* BEGIN *

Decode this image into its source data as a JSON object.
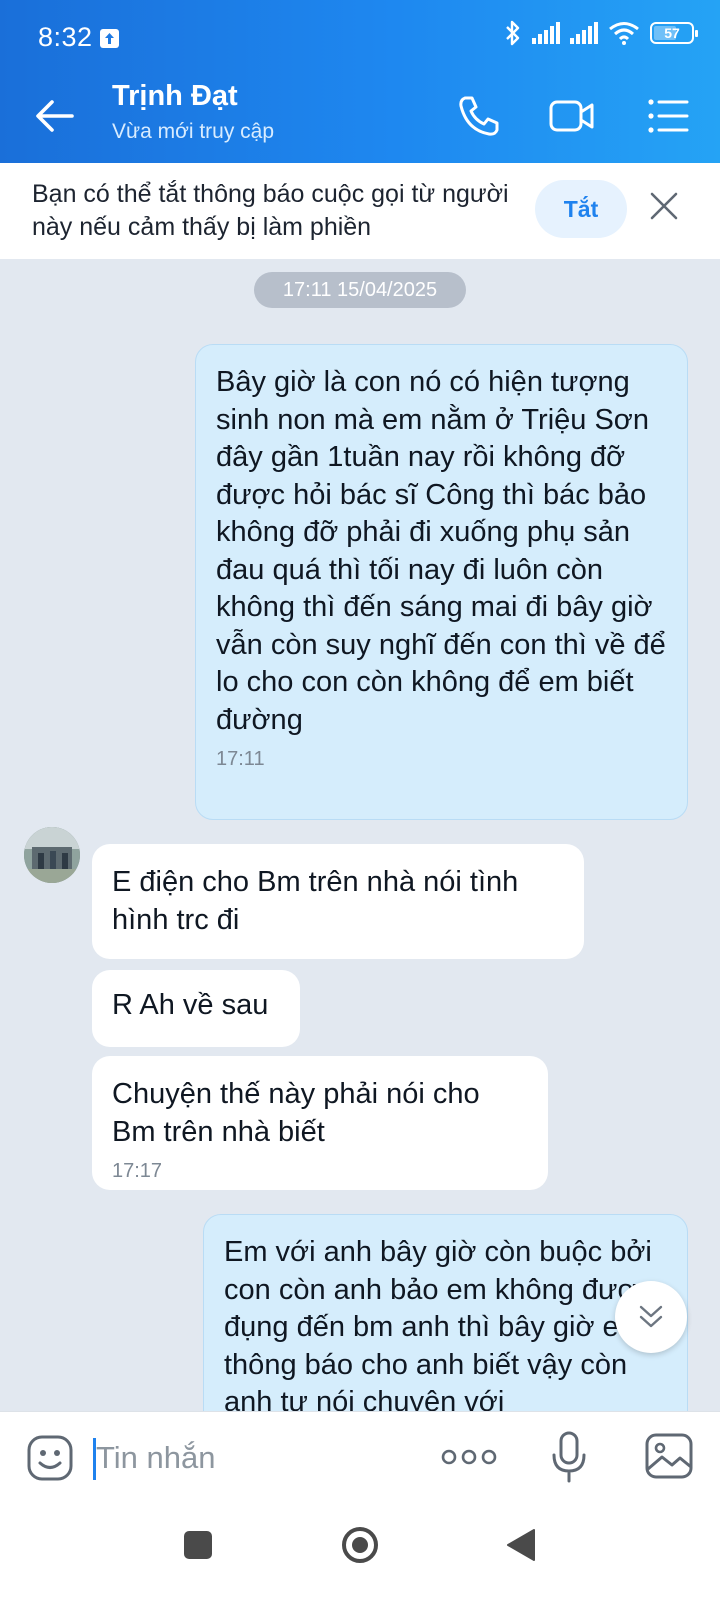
{
  "status_bar": {
    "time": "8:32",
    "battery": "57"
  },
  "header": {
    "back_icon": "arrow-left-icon",
    "name": "Trịnh Đạt",
    "status": "Vừa mới truy cập",
    "actions": [
      "phone-icon",
      "video-call-icon",
      "menu-list-icon"
    ]
  },
  "notice": {
    "text": "Bạn có thể tắt thông báo cuộc gọi từ người này nếu cảm thấy bị làm phiền",
    "button": "Tắt",
    "close_icon": "close-icon"
  },
  "chat": {
    "date_divider": "17:11 15/04/2025",
    "messages": [
      {
        "direction": "out",
        "text": "Bây giờ là con nó có hiện tượng sinh non mà em nằm ở Triệu Sơn đây gần 1tuần nay rồi không đỡ được hỏi bác sĩ Công thì bác bảo không đỡ phải đi xuống phụ sản đau quá thì tối nay đi luôn còn không thì đến sáng mai đi bây giờ vẫn còn suy nghĩ đến con thì về để lo cho con còn không để em biết đường",
        "time": "17:11"
      },
      {
        "direction": "in",
        "text": "E điện cho Bm trên nhà nói tình hình trc đi",
        "time": ""
      },
      {
        "direction": "in",
        "text": "R Ah về sau",
        "time": ""
      },
      {
        "direction": "in",
        "text": "Chuyện  thế này phải nói cho Bm trên nhà biết",
        "time": "17:17"
      },
      {
        "direction": "out",
        "text": "Em với anh bây giờ còn buộc bởi con còn anh bảo em không được đụng đến bm anh thì bây giờ em thông báo cho anh biết vậy còn anh tự nói chuyện với",
        "time": ""
      }
    ],
    "scroll_down_icon": "double-chevron-down-icon"
  },
  "composer": {
    "placeholder": "Tin nhắn",
    "icons": [
      "emoji-icon",
      "more-icon",
      "microphone-icon",
      "image-icon"
    ]
  },
  "colors": {
    "header_start": "#1a6fd9",
    "header_end": "#25a3f5",
    "outgoing_bubble": "#d5edfc",
    "incoming_bubble": "#ffffff",
    "chat_background": "#e2e8f0",
    "accent": "#1f82ee"
  }
}
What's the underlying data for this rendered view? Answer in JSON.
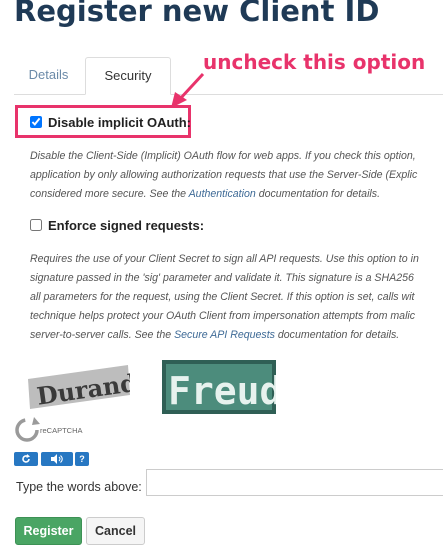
{
  "page": {
    "title": "Register new Client ID"
  },
  "tabs": [
    {
      "label": "Details"
    },
    {
      "label": "Security"
    }
  ],
  "annotation": {
    "text": "uncheck this option",
    "color": "#e8336b"
  },
  "options": {
    "implicit_oauth": {
      "label": "Disable implicit OAuth:",
      "checked": true,
      "desc_lines": [
        "Disable the Client-Side (Implicit) OAuth flow for web apps. If you check this option,",
        "application by only allowing authorization requests that use the Server-Side (Explic",
        "considered more secure. See the "
      ],
      "desc_link": "Authentication",
      "desc_tail": " documentation for details."
    },
    "signed_requests": {
      "label": "Enforce signed requests:",
      "checked": false,
      "desc_lines": [
        "Requires the use of your Client Secret to sign all API requests. Use this option to in",
        "signature passed in the 'sig' parameter and validate it. This signature is a SHA256",
        "all parameters for the request, using the Client Secret. If this option is set, calls wit",
        "technique helps protect your OAuth Client from impersonation attempts from malic",
        "server-to-server calls. See the "
      ],
      "desc_link": "Secure API Requests",
      "desc_tail": " documentation for details."
    }
  },
  "captcha": {
    "word1": "Durand",
    "word2": "Freud",
    "brand": "reCAPTCHA",
    "buttons": [
      {
        "icon": "refresh-icon"
      },
      {
        "icon": "audio-icon"
      },
      {
        "icon": "help-icon",
        "label": "?"
      }
    ],
    "prompt": "Type the words above:",
    "input_value": ""
  },
  "actions": {
    "register": "Register",
    "cancel": "Cancel"
  },
  "colors": {
    "title": "#1f3a56",
    "link": "#3e6a96",
    "register_bg": "#4aa564",
    "captcha_btn": "#2777c2"
  }
}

* END *

EXERCISE DESCRIPTION: Show each line of the listing that holds the string "more".

SOLUTION TO THE EXERCISE:
      "more-icon",
        "considered more secure. See the "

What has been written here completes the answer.